GIVEN EXERCISE
Gather up every line that includes the string "країн".

DATASET EXTRACT
......

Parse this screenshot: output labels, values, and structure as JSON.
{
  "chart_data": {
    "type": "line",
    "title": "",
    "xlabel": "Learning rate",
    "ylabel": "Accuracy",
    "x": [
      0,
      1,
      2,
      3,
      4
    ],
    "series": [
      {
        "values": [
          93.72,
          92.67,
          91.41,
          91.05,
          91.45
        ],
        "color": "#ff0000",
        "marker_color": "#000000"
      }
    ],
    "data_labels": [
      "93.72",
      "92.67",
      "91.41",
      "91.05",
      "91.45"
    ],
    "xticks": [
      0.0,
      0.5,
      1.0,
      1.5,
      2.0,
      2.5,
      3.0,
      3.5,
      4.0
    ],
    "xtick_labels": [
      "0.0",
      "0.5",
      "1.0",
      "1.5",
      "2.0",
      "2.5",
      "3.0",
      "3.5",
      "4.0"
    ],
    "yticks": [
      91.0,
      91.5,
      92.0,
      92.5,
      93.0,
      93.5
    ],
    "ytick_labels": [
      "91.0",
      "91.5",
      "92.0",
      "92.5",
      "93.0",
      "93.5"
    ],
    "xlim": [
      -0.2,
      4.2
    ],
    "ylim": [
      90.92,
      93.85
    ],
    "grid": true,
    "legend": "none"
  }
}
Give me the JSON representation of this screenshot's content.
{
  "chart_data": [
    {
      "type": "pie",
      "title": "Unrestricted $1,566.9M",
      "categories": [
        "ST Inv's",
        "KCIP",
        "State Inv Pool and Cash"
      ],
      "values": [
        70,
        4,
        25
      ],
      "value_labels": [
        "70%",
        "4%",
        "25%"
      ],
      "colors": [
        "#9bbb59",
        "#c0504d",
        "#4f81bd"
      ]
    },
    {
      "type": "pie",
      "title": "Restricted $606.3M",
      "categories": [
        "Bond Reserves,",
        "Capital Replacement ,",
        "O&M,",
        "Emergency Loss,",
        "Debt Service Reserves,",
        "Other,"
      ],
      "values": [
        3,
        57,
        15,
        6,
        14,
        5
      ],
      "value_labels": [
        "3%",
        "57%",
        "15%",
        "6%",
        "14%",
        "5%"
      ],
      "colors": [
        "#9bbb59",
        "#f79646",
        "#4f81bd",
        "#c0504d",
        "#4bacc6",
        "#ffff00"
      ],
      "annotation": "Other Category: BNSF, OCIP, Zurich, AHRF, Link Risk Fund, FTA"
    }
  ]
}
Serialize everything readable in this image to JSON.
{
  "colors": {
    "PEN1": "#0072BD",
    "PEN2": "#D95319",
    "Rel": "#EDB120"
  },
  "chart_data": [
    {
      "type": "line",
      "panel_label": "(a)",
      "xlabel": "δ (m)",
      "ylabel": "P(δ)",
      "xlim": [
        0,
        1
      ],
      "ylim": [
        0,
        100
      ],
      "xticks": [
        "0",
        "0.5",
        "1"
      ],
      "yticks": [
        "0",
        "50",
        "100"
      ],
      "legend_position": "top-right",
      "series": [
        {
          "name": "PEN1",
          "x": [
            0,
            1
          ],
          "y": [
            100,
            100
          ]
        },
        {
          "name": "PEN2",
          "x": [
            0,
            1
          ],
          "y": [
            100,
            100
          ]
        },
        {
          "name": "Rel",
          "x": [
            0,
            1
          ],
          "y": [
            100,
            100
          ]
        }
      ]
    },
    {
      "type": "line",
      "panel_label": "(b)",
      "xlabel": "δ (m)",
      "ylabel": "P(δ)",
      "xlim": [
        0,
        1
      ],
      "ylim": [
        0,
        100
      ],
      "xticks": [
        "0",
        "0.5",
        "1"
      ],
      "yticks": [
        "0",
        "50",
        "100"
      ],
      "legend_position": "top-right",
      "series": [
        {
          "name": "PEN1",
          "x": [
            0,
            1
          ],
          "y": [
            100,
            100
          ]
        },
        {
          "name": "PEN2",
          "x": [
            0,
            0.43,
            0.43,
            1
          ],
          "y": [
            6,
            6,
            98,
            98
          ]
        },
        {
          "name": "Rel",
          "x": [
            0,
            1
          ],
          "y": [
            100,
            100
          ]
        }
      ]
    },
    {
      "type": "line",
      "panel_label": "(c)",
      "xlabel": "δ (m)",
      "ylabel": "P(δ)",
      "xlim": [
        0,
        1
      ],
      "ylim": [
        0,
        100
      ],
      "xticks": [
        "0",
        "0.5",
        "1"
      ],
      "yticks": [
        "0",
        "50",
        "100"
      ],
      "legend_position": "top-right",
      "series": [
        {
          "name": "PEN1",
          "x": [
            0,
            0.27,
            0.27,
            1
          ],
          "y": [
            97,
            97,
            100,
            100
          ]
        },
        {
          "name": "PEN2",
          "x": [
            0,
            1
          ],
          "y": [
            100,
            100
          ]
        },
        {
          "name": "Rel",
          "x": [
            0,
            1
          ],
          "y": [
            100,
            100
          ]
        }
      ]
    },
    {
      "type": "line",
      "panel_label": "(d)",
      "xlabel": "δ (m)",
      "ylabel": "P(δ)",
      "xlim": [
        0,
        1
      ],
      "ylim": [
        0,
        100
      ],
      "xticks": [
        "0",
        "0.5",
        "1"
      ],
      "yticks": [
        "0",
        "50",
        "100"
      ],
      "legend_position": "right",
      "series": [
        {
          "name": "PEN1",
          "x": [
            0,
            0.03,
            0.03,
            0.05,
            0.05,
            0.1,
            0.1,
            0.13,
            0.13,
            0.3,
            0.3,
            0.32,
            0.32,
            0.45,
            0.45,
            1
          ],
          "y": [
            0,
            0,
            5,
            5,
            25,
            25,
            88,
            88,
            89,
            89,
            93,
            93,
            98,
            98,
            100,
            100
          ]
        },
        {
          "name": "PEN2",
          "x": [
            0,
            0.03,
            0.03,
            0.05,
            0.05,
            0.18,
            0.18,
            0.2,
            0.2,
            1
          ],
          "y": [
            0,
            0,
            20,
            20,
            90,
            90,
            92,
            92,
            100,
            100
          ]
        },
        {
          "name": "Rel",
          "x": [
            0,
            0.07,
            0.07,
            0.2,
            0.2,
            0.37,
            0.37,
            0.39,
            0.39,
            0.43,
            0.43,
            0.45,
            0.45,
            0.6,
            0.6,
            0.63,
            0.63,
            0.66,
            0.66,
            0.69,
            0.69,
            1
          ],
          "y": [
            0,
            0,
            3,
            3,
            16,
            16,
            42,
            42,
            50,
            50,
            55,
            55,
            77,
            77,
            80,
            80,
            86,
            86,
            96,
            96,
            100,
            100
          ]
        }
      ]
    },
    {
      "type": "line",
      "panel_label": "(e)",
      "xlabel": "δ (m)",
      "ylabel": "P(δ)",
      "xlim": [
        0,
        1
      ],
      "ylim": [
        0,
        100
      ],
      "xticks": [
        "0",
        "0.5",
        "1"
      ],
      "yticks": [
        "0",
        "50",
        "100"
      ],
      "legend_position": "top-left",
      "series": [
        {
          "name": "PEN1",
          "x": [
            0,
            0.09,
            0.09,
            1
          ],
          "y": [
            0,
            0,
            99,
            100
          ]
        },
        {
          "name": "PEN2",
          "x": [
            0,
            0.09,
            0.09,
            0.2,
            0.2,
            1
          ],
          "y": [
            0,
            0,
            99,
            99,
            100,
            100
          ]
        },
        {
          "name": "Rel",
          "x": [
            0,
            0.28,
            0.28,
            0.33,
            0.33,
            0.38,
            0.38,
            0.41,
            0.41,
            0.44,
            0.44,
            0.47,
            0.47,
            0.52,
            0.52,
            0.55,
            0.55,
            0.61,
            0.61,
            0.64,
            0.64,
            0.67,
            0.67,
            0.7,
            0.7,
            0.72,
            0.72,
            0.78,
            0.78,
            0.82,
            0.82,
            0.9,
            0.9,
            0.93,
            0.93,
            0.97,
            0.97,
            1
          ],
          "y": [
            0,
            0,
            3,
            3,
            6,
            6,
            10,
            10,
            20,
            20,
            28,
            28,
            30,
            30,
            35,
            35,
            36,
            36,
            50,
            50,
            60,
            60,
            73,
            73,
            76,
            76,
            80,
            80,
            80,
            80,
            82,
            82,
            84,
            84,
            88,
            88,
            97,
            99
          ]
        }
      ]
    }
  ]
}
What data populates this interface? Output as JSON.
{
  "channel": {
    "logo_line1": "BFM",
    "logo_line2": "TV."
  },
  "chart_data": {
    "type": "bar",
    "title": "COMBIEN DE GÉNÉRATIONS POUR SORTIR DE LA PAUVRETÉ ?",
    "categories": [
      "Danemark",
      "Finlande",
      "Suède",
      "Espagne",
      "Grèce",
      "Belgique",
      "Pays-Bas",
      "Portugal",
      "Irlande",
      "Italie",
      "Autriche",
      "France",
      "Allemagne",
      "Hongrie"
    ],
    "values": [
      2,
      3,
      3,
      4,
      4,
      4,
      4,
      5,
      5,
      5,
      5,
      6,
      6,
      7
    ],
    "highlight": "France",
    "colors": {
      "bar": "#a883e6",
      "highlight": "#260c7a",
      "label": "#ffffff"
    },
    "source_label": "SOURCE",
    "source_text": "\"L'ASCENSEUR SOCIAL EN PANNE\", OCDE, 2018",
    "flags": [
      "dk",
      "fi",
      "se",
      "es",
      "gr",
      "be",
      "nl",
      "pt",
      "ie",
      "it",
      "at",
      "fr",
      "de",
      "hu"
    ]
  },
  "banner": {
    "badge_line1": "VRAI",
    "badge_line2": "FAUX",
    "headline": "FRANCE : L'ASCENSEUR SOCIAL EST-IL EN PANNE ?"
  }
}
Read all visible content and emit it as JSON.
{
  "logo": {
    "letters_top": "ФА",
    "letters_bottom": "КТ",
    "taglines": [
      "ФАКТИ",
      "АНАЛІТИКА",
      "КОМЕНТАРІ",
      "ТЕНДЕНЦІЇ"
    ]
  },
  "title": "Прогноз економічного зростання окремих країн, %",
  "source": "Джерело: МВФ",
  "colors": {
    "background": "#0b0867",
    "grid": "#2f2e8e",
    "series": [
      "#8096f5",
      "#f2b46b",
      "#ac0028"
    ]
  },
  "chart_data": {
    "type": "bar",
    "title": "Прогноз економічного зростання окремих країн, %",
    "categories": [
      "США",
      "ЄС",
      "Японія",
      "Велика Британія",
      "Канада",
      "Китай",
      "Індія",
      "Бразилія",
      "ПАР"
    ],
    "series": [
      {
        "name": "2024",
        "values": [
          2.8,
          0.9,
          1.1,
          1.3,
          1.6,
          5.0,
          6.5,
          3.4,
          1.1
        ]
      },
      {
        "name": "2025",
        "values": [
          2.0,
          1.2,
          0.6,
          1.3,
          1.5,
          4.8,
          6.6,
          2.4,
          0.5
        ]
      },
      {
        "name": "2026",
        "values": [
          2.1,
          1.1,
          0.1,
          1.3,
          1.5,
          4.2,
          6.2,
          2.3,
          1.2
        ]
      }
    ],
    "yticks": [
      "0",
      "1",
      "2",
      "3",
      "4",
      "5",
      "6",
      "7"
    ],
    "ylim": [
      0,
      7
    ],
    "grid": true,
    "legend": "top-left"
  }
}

......

SOLUTION TO THE EXERCISE
  "title": "Прогноз економічного зростання окремих країн, %",
    "title": "Прогноз економічного зростання окремих країн, %",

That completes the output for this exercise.